- **SOURCE DATA**:
╭──

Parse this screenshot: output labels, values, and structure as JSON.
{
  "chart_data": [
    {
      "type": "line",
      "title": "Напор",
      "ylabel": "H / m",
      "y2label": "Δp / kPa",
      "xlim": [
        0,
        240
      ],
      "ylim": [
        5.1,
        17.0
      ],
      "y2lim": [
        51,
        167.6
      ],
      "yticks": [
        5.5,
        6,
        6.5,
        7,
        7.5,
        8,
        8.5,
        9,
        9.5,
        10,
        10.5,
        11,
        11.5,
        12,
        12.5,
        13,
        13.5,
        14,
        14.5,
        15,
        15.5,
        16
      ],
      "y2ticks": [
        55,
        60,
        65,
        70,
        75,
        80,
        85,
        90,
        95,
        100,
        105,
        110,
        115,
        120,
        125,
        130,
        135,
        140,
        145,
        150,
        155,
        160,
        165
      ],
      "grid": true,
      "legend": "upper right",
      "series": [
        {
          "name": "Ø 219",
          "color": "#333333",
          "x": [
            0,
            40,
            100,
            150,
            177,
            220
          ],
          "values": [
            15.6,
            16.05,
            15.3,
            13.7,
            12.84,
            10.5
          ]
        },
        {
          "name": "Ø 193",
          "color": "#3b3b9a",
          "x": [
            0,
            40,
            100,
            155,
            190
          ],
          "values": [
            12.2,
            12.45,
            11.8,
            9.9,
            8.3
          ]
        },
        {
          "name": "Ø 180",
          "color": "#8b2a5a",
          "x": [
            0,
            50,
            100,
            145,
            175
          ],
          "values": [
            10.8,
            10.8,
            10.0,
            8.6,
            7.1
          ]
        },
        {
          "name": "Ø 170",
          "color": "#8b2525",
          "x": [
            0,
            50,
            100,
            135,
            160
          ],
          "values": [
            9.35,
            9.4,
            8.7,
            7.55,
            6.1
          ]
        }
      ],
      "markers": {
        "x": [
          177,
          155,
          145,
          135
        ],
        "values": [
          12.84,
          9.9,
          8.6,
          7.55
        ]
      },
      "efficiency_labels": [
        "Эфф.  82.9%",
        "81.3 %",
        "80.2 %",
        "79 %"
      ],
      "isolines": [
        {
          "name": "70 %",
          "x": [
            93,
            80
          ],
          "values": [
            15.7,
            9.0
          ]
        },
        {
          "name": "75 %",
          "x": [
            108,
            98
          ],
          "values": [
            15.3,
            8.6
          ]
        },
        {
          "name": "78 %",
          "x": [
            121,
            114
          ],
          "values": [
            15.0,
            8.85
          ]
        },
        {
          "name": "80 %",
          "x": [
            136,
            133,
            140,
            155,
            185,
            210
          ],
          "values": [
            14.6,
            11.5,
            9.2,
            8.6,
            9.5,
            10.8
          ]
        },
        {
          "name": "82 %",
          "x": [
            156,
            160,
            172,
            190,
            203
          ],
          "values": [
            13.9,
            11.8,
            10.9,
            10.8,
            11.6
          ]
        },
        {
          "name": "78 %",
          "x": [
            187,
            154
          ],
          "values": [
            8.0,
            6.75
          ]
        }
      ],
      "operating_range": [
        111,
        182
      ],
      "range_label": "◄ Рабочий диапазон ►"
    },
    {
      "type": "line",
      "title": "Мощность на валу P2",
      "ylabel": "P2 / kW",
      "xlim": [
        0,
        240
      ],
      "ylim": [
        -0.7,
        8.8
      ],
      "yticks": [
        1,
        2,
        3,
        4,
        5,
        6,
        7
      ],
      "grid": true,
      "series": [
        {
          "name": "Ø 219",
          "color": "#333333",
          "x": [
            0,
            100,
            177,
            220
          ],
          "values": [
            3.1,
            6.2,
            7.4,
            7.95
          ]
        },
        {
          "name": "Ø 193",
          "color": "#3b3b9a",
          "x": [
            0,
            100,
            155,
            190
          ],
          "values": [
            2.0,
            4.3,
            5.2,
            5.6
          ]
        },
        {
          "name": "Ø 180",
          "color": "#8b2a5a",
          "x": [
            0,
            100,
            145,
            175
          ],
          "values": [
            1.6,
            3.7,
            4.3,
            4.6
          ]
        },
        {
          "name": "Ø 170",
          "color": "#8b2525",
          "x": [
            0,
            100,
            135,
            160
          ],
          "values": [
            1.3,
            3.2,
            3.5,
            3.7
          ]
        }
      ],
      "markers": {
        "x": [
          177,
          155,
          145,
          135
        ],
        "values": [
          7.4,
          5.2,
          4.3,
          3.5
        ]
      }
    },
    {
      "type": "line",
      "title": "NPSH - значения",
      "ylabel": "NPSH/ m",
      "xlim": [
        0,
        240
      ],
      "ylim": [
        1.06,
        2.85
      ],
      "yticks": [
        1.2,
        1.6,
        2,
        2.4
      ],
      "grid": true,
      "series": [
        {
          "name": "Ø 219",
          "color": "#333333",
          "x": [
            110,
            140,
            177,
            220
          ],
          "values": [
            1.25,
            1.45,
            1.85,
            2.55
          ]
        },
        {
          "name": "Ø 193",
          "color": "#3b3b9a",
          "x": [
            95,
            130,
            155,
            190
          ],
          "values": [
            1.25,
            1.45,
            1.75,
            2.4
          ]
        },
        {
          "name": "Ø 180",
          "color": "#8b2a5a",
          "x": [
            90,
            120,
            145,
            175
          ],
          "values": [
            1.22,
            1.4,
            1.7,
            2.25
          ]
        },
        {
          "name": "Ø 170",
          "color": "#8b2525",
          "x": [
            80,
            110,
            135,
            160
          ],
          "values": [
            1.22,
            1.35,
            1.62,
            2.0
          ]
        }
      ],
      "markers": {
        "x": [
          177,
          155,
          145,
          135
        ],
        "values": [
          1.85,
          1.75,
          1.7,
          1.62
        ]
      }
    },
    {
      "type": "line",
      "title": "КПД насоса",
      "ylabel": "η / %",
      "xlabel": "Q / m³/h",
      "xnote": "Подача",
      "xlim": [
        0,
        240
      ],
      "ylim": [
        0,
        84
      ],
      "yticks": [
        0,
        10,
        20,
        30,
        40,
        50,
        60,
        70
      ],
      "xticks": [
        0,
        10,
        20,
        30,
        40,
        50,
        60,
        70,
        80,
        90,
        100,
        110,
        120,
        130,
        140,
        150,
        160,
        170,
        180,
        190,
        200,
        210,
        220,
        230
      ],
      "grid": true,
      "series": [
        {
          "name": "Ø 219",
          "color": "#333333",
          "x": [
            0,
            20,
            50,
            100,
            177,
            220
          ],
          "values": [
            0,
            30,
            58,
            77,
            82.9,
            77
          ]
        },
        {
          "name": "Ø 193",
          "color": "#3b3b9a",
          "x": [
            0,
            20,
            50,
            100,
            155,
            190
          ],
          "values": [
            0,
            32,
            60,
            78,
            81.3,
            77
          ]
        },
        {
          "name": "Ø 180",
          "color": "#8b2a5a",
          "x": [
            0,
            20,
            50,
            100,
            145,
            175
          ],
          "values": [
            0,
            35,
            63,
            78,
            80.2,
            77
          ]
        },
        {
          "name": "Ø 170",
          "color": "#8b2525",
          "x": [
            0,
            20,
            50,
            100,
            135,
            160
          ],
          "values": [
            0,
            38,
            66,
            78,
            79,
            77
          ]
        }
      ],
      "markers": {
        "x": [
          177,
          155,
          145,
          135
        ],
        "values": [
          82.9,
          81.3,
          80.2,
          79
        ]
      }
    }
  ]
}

╰──

- **WHAT TO PRODUCE**: Reproduce each line of the material above precisely.

- **THE SOLUTION**:
Parse this screenshot: output labels, values, and structure as JSON.
{
  "chart_data": [
    {
      "type": "line",
      "title": "Напор",
      "ylabel": "H / m",
      "y2label": "Δp / kPa",
      "xlim": [
        0,
        240
      ],
      "ylim": [
        5.1,
        17.0
      ],
      "y2lim": [
        51,
        167.6
      ],
      "yticks": [
        5.5,
        6,
        6.5,
        7,
        7.5,
        8,
        8.5,
        9,
        9.5,
        10,
        10.5,
        11,
        11.5,
        12,
        12.5,
        13,
        13.5,
        14,
        14.5,
        15,
        15.5,
        16
      ],
      "y2ticks": [
        55,
        60,
        65,
        70,
        75,
        80,
        85,
        90,
        95,
        100,
        105,
        110,
        115,
        120,
        125,
        130,
        135,
        140,
        145,
        150,
        155,
        160,
        165
      ],
      "grid": true,
      "legend": "upper right",
      "series": [
        {
          "name": "Ø 219",
          "color": "#333333",
          "x": [
            0,
            40,
            100,
            150,
            177,
            220
          ],
          "values": [
            15.6,
            16.05,
            15.3,
            13.7,
            12.84,
            10.5
          ]
        },
        {
          "name": "Ø 193",
          "color": "#3b3b9a",
          "x": [
            0,
            40,
            100,
            155,
            190
          ],
          "values": [
            12.2,
            12.45,
            11.8,
            9.9,
            8.3
          ]
        },
        {
          "name": "Ø 180",
          "color": "#8b2a5a",
          "x": [
            0,
            50,
            100,
            145,
            175
          ],
          "values": [
            10.8,
            10.8,
            10.0,
            8.6,
            7.1
          ]
        },
        {
          "name": "Ø 170",
          "color": "#8b2525",
          "x": [
            0,
            50,
            100,
            135,
            160
          ],
          "values": [
            9.35,
            9.4,
            8.7,
            7.55,
            6.1
          ]
        }
      ],
      "markers": {
        "x": [
          177,
          155,
          145,
          135
        ],
        "values": [
          12.84,
          9.9,
          8.6,
          7.55
        ]
      },
      "efficiency_labels": [
        "Эфф.  82.9%",
        "81.3 %",
        "80.2 %",
        "79 %"
      ],
      "isolines": [
        {
          "name": "70 %",
          "x": [
            93,
            80
          ],
          "values": [
            15.7,
            9.0
          ]
        },
        {
          "name": "75 %",
          "x": [
            108,
            98
          ],
          "values": [
            15.3,
            8.6
          ]
        },
        {
          "name": "78 %",
          "x": [
            121,
            114
          ],
          "values": [
            15.0,
            8.85
          ]
        },
        {
          "name": "80 %",
          "x": [
            136,
            133,
            140,
            155,
            185,
            210
          ],
          "values": [
            14.6,
            11.5,
            9.2,
            8.6,
            9.5,
            10.8
          ]
        },
        {
          "name": "82 %",
          "x": [
            156,
            160,
            172,
            190,
            203
          ],
          "values": [
            13.9,
            11.8,
            10.9,
            10.8,
            11.6
          ]
        },
        {
          "name": "78 %",
          "x": [
            187,
            154
          ],
          "values": [
            8.0,
            6.75
          ]
        }
      ],
      "operating_range": [
        111,
        182
      ],
      "range_label": "◄ Рабочий диапазон ►"
    },
    {
      "type": "line",
      "title": "Мощность на валу P2",
      "ylabel": "P2 / kW",
      "xlim": [
        0,
        240
      ],
      "ylim": [
        -0.7,
        8.8
      ],
      "yticks": [
        1,
        2,
        3,
        4,
        5,
        6,
        7
      ],
      "grid": true,
      "series": [
        {
          "name": "Ø 219",
          "color": "#333333",
          "x": [
            0,
            100,
            177,
            220
          ],
          "values": [
            3.1,
            6.2,
            7.4,
            7.95
          ]
        },
        {
          "name": "Ø 193",
          "color": "#3b3b9a",
          "x": [
            0,
            100,
            155,
            190
          ],
          "values": [
            2.0,
            4.3,
            5.2,
            5.6
          ]
        },
        {
          "name": "Ø 180",
          "color": "#8b2a5a",
          "x": [
            0,
            100,
            145,
            175
          ],
          "values": [
            1.6,
            3.7,
            4.3,
            4.6
          ]
        },
        {
          "name": "Ø 170",
          "color": "#8b2525",
          "x": [
            0,
            100,
            135,
            160
          ],
          "values": [
            1.3,
            3.2,
            3.5,
            3.7
          ]
        }
      ],
      "markers": {
        "x": [
          177,
          155,
          145,
          135
        ],
        "values": [
          7.4,
          5.2,
          4.3,
          3.5
        ]
      }
    },
    {
      "type": "line",
      "title": "NPSH - значения",
      "ylabel": "NPSH/ m",
      "xlim": [
        0,
        240
      ],
      "ylim": [
        1.06,
        2.85
      ],
      "yticks": [
        1.2,
        1.6,
        2,
        2.4
      ],
      "grid": true,
      "series": [
        {
          "name": "Ø 219",
          "color": "#333333",
          "x": [
            110,
            140,
            177,
            220
          ],
          "values": [
            1.25,
            1.45,
            1.85,
            2.55
          ]
        },
        {
          "name": "Ø 193",
          "color": "#3b3b9a",
          "x": [
            95,
            130,
            155,
            190
          ],
          "values": [
            1.25,
            1.45,
            1.75,
            2.4
          ]
        },
        {
          "name": "Ø 180",
          "color": "#8b2a5a",
          "x": [
            90,
            120,
            145,
            175
          ],
          "values": [
            1.22,
            1.4,
            1.7,
            2.25
          ]
        },
        {
          "name": "Ø 170",
          "color": "#8b2525",
          "x": [
            80,
            110,
            135,
            160
          ],
          "values": [
            1.22,
            1.35,
            1.62,
            2.0
          ]
        }
      ],
      "markers": {
        "x": [
          177,
          155,
          145,
          135
        ],
        "values": [
          1.85,
          1.75,
          1.7,
          1.62
        ]
      }
    },
    {
      "type": "line",
      "title": "КПД насоса",
      "ylabel": "η / %",
      "xlabel": "Q / m³/h",
      "xnote": "Подача",
      "xlim": [
        0,
        240
      ],
      "ylim": [
        0,
        84
      ],
      "yticks": [
        0,
        10,
        20,
        30,
        40,
        50,
        60,
        70
      ],
      "xticks": [
        0,
        10,
        20,
        30,
        40,
        50,
        60,
        70,
        80,
        90,
        100,
        110,
        120,
        130,
        140,
        150,
        160,
        170,
        180,
        190,
        200,
        210,
        220,
        230
      ],
      "grid": true,
      "series": [
        {
          "name": "Ø 219",
          "color": "#333333",
          "x": [
            0,
            20,
            50,
            100,
            177,
            220
          ],
          "values": [
            0,
            30,
            58,
            77,
            82.9,
            77
          ]
        },
        {
          "name": "Ø 193",
          "color": "#3b3b9a",
          "x": [
            0,
            20,
            50,
            100,
            155,
            190
          ],
          "values": [
            0,
            32,
            60,
            78,
            81.3,
            77
          ]
        },
        {
          "name": "Ø 180",
          "color": "#8b2a5a",
          "x": [
            0,
            20,
            50,
            100,
            145,
            175
          ],
          "values": [
            0,
            35,
            63,
            78,
            80.2,
            77
          ]
        },
        {
          "name": "Ø 170",
          "color": "#8b2525",
          "x": [
            0,
            20,
            50,
            100,
            135,
            160
          ],
          "values": [
            0,
            38,
            66,
            78,
            79,
            77
          ]
        }
      ],
      "markers": {
        "x": [
          177,
          155,
          145,
          135
        ],
        "values": [
          82.9,
          81.3,
          80.2,
          79
        ]
      }
    }
  ]
}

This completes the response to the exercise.